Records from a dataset
######
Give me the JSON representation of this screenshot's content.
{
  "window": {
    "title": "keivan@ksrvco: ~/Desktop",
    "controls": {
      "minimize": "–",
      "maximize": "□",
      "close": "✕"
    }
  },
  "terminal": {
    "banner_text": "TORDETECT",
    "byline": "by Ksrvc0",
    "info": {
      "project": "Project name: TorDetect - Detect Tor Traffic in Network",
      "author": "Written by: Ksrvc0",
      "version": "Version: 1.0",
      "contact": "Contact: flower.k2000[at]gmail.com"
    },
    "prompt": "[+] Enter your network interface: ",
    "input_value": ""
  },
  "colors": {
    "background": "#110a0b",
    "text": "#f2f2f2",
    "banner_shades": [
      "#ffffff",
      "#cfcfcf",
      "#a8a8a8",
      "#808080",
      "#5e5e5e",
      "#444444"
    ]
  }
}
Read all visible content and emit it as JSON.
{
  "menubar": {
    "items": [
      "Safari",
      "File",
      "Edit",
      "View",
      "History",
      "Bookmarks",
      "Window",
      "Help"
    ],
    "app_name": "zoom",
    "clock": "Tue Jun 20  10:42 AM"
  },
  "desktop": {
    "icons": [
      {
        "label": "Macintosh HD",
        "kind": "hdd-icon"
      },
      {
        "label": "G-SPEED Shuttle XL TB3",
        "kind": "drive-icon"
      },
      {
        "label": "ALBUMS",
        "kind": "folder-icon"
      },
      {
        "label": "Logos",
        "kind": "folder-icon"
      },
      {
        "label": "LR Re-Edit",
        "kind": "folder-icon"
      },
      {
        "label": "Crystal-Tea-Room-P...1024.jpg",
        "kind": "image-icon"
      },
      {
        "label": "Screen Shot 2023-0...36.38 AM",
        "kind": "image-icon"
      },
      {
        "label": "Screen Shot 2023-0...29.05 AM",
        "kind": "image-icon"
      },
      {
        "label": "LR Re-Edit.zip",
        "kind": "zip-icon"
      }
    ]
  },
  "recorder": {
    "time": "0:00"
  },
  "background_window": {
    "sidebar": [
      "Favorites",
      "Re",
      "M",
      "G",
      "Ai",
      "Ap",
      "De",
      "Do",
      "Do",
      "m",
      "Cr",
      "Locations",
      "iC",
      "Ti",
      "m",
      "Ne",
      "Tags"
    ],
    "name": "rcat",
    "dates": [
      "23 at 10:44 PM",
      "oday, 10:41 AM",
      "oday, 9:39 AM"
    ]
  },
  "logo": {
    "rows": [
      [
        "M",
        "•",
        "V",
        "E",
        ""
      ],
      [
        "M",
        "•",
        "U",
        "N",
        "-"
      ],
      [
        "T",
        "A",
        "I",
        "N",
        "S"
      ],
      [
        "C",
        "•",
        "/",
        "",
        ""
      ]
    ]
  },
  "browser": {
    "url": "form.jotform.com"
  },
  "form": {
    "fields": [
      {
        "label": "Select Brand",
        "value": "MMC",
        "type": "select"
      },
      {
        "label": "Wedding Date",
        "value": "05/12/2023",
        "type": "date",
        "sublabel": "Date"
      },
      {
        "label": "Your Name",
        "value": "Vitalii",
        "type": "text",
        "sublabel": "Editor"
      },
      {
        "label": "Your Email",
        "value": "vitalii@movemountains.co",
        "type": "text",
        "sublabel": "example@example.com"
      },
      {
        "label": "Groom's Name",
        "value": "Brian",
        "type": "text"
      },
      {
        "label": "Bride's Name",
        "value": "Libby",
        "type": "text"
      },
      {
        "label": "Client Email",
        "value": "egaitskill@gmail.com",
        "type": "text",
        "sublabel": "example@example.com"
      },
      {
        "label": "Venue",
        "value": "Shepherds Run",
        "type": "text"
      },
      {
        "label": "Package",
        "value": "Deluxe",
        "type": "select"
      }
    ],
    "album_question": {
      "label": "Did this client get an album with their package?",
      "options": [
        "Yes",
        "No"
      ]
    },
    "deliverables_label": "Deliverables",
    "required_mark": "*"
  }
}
######
Repeat the material word for word, in full.

Give me the JSON representation of this screenshot's content.
{
  "window": {
    "title": "keivan@ksrvco: ~/Desktop",
    "controls": {
      "minimize": "–",
      "maximize": "□",
      "close": "✕"
    }
  },
  "terminal": {
    "banner_text": "TORDETECT",
    "byline": "by Ksrvc0",
    "info": {
      "project": "Project name: TorDetect - Detect Tor Traffic in Network",
      "author": "Written by: Ksrvc0",
      "version": "Version: 1.0",
      "contact": "Contact: flower.k2000[at]gmail.com"
    },
    "prompt": "[+] Enter your network interface: ",
    "input_value": ""
  },
  "colors": {
    "background": "#110a0b",
    "text": "#f2f2f2",
    "banner_shades": [
      "#ffffff",
      "#cfcfcf",
      "#a8a8a8",
      "#808080",
      "#5e5e5e",
      "#444444"
    ]
  }
}
Read all visible content and emit it as JSON.
{
  "menubar": {
    "items": [
      "Safari",
      "File",
      "Edit",
      "View",
      "History",
      "Bookmarks",
      "Window",
      "Help"
    ],
    "app_name": "zoom",
    "clock": "Tue Jun 20  10:42 AM"
  },
  "desktop": {
    "icons": [
      {
        "label": "Macintosh HD",
        "kind": "hdd-icon"
      },
      {
        "label": "G-SPEED Shuttle XL TB3",
        "kind": "drive-icon"
      },
      {
        "label": "ALBUMS",
        "kind": "folder-icon"
      },
      {
        "label": "Logos",
        "kind": "folder-icon"
      },
      {
        "label": "LR Re-Edit",
        "kind": "folder-icon"
      },
      {
        "label": "Crystal-Tea-Room-P...1024.jpg",
        "kind": "image-icon"
      },
      {
        "label": "Screen Shot 2023-0...36.38 AM",
        "kind": "image-icon"
      },
      {
        "label": "Screen Shot 2023-0...29.05 AM",
        "kind": "image-icon"
      },
      {
        "label": "LR Re-Edit.zip",
        "kind": "zip-icon"
      }
    ]
  },
  "recorder": {
    "time": "0:00"
  },
  "background_window": {
    "sidebar": [
      "Favorites",
      "Re",
      "M",
      "G",
      "Ai",
      "Ap",
      "De",
      "Do",
      "Do",
      "m",
      "Cr",
      "Locations",
      "iC",
      "Ti",
      "m",
      "Ne",
      "Tags"
    ],
    "name": "rcat",
    "dates": [
      "23 at 10:44 PM",
      "oday, 10:41 AM",
      "oday, 9:39 AM"
    ]
  },
  "logo": {
    "rows": [
      [
        "M",
        "•",
        "V",
        "E",
        ""
      ],
      [
        "M",
        "•",
        "U",
        "N",
        "-"
      ],
      [
        "T",
        "A",
        "I",
        "N",
        "S"
      ],
      [
        "C",
        "•",
        "/",
        "",
        ""
      ]
    ]
  },
  "browser": {
    "url": "form.jotform.com"
  },
  "form": {
    "fields": [
      {
        "label": "Select Brand",
        "value": "MMC",
        "type": "select"
      },
      {
        "label": "Wedding Date",
        "value": "05/12/2023",
        "type": "date",
        "sublabel": "Date"
      },
      {
        "label": "Your Name",
        "value": "Vitalii",
        "type": "text",
        "sublabel": "Editor"
      },
      {
        "label": "Your Email",
        "value": "vitalii@movemountains.co",
        "type": "text",
        "sublabel": "example@example.com"
      },
      {
        "label": "Groom's Name",
        "value": "Brian",
        "type": "text"
      },
      {
        "label": "Bride's Name",
        "value": "Libby",
        "type": "text"
      },
      {
        "label": "Client Email",
        "value": "egaitskill@gmail.com",
        "type": "text",
        "sublabel": "example@example.com"
      },
      {
        "label": "Venue",
        "value": "Shepherds Run",
        "type": "text"
      },
      {
        "label": "Package",
        "value": "Deluxe",
        "type": "select"
      }
    ],
    "album_question": {
      "label": "Did this client get an album with their package?",
      "options": [
        "Yes",
        "No"
      ]
    },
    "deliverables_label": "Deliverables",
    "required_mark": "*"
  }
}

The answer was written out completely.